Problem —
How many of the lines below contain "operational"? Answer with that number alone.

Records for the exercise —
>>>>
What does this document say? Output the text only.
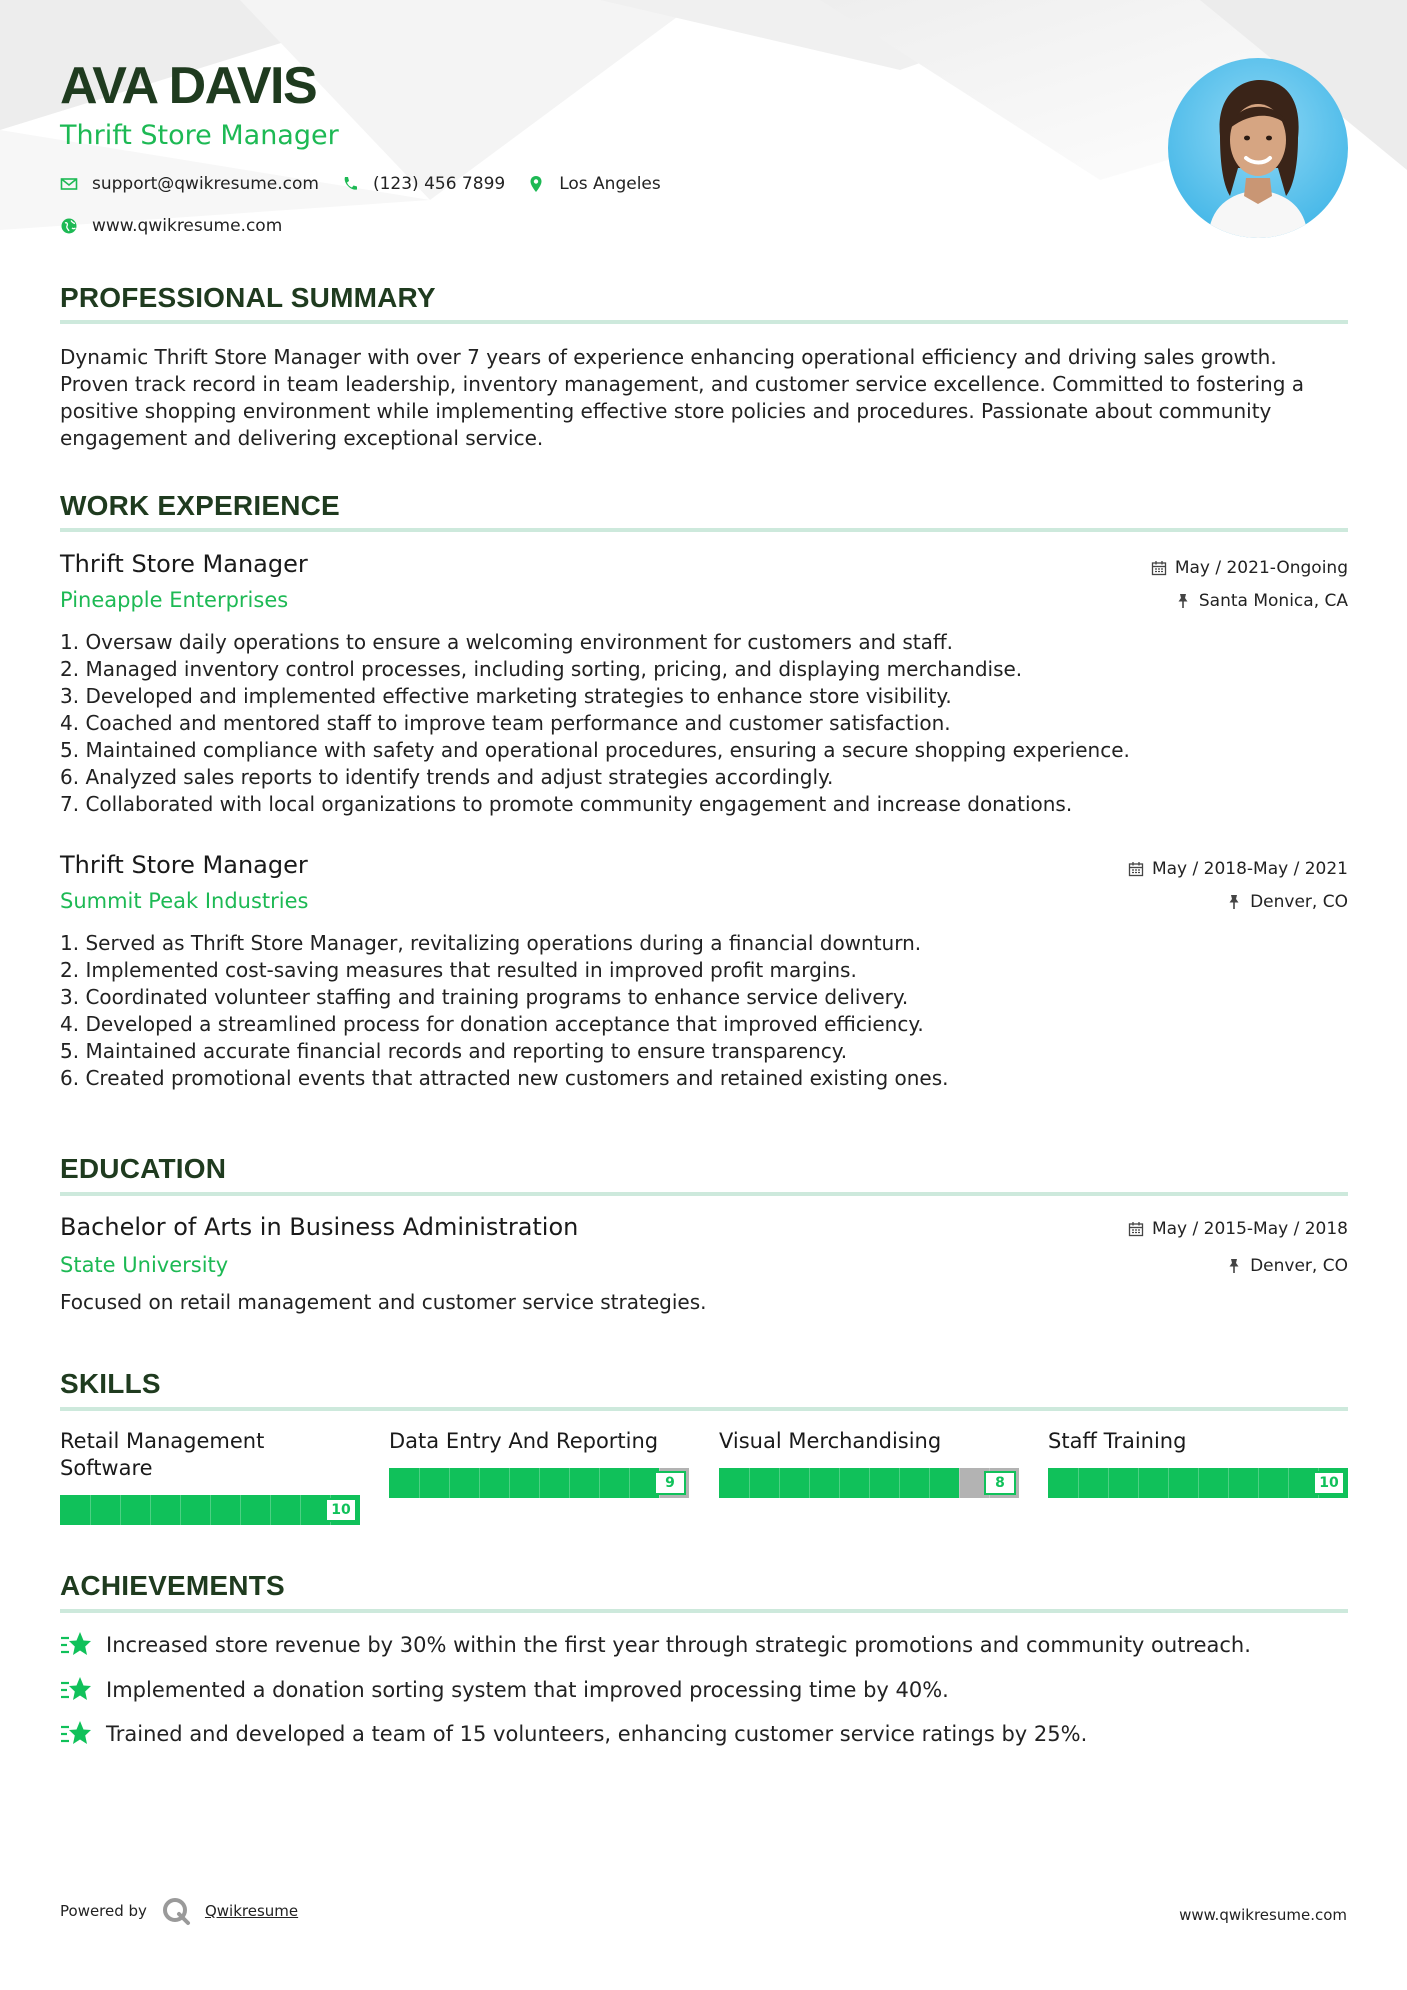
AVA DAVIS
Thrift Store Manager
support@qwikresume.com	(123) 456 7899	Los Angeles
www.qwikresume.com
PROFESSIONAL SUMMARY
Dynamic Thrift Store Manager with over 7 years of experience enhancing operational efficiency and driving sales growth. Proven track record in team leadership, inventory management, and customer service excellence. Committed to fostering a positive shopping environment while implementing effective store policies and procedures. Passionate about community engagement and delivering exceptional service.
WORK EXPERIENCE
Thrift Store Manager	May / 2021-Ongoing
Pineapple Enterprises	Santa Monica, CA
1. Oversaw daily operations to ensure a welcoming environment for customers and staff.
2. Managed inventory control processes, including sorting, pricing, and displaying merchandise.
3. Developed and implemented effective marketing strategies to enhance store visibility.
4. Coached and mentored staff to improve team performance and customer satisfaction.
5. Maintained compliance with safety and operational procedures, ensuring a secure shopping experience.
6. Analyzed sales reports to identify trends and adjust strategies accordingly.
7. Collaborated with local organizations to promote community engagement and increase donations.
Thrift Store Manager	May / 2018-May / 2021
Summit Peak Industries	Denver, CO
1. Served as Thrift Store Manager, revitalizing operations during a financial downturn.
2. Implemented cost-saving measures that resulted in improved profit margins.
3. Coordinated volunteer staffing and training programs to enhance service delivery.
4. Developed a streamlined process for donation acceptance that improved efficiency.
5. Maintained accurate financial records and reporting to ensure transparency.
6. Created promotional events that attracted new customers and retained existing ones.
EDUCATION
Bachelor of Arts in Business Administration	May / 2015-May / 2018
State University	Denver, CO
Focused on retail management and customer service strategies.
SKILLS
Retail Management
Software
10
Data Entry And Reporting
9
Visual Merchandising
8
Staff Training
10
ACHIEVEMENTS
Increased store revenue by 30% within the first year through strategic promotions and community outreach.
Implemented a donation sorting system that improved processing time by 40%.
Trained and developed a team of 15 volunteers, enhancing customer service ratings by 25%.
Powered by	Qwikresume	www.qwikresume.com
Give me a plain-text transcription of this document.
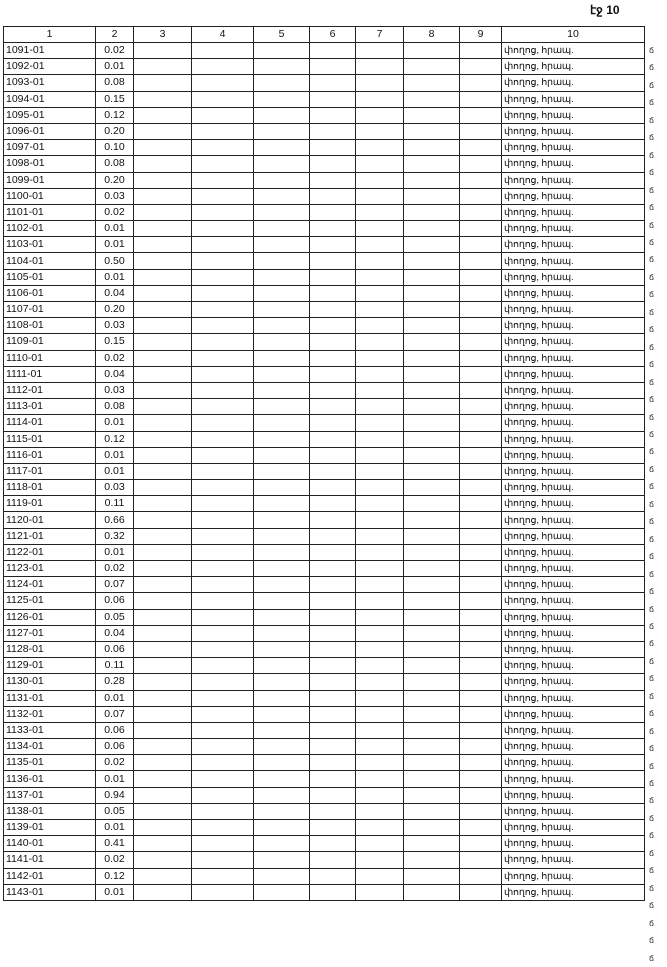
էջ 10
1	2	3	4	5	6	7	8	9	10
1091-01	0.02								փողոց, հրապ.
1092-01	0.01								փողոց, հրապ.
1093-01	0.08								փողոց, հրապ.
1094-01	0.15								փողոց, հրապ.
1095-01	0.12								փողոց, հրապ.
1096-01	0.20								փողոց, հրապ.
1097-01	0.10								փողոց, հրապ.
1098-01	0.08								փողոց, հրապ.
1099-01	0.20								փողոց, հրապ.
1100-01	0.03								փողոց, հրապ.
1101-01	0.02								փողոց, հրապ.
1102-01	0.01								փողոց, հրապ.
1103-01	0.01								փողոց, հրապ.
1104-01	0.50								փողոց, հրապ.
1105-01	0.01								փողոց, հրապ.
1106-01	0.04								փողոց, հրապ.
1107-01	0.20								փողոց, հրապ.
1108-01	0.03								փողոց, հրապ.
1109-01	0.15								փողոց, հրապ.
1110-01	0.02								փողոց, հրապ.
1111-01	0.04								փողոց, հրապ.
1112-01	0.03								փողոց, հրապ.
1113-01	0.08								փողոց, հրապ.
1114-01	0.01								փողոց, հրապ.
1115-01	0.12								փողոց, հրապ.
1116-01	0.01								փողոց, հրապ.
1117-01	0.01								փողոց, հրապ.
1118-01	0.03								փողոց, հրապ.
1119-01	0.11								փողոց, հրապ.
1120-01	0.66								փողոց, հրապ.
1121-01	0.32								փողոց, հրապ.
1122-01	0.01								փողոց, հրապ.
1123-01	0.02								փողոց, հրապ.
1124-01	0.07								փողոց, հրապ.
1125-01	0.06								փողոց, հրապ.
1126-01	0.05								փողոց, հրապ.
1127-01	0.04								փողոց, հրապ.
1128-01	0.06								փողոց, հրապ.
1129-01	0.11								փողոց, հրապ.
1130-01	0.28								փողոց, հրապ.
1131-01	0.01								փողոց, հրապ.
1132-01	0.07								փողոց, հրապ.
1133-01	0.06								փողոց, հրապ.
1134-01	0.06								փողոց, հրապ.
1135-01	0.02								փողոց, հրապ.
1136-01	0.01								փողոց, հրապ.
1137-01	0.94								փողոց, հրապ.
1138-01	0.05								փողոց, հրապ.
1139-01	0.01								փողոց, հրապ.
1140-01	0.41								փողոց, հրապ.
1141-01	0.02								փողոց, հրապ.
1142-01	0.12								փողոց, հրապ.
1143-01	0.01								փողոց, հրապ.
ճ
ճ
ճ
ճ
ճ
ճ
ճ
ճ
ճ
ճ
ճ
ճ
ճ
ճ
ճ
ճ
ճ
ճ
ճ
ճ
ճ
ճ
ճ
ճ
ճ
ճ
ճ
ճ
ճ
ճ
ճ
ճ
ճ
ճ
ճ
ճ
ճ
ճ
ճ
ճ
ճ
ճ
ճ
ճ
ճ
ճ
ճ
ճ
ճ
ճ
ճ
ճ
ճ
<<<<
The result —
2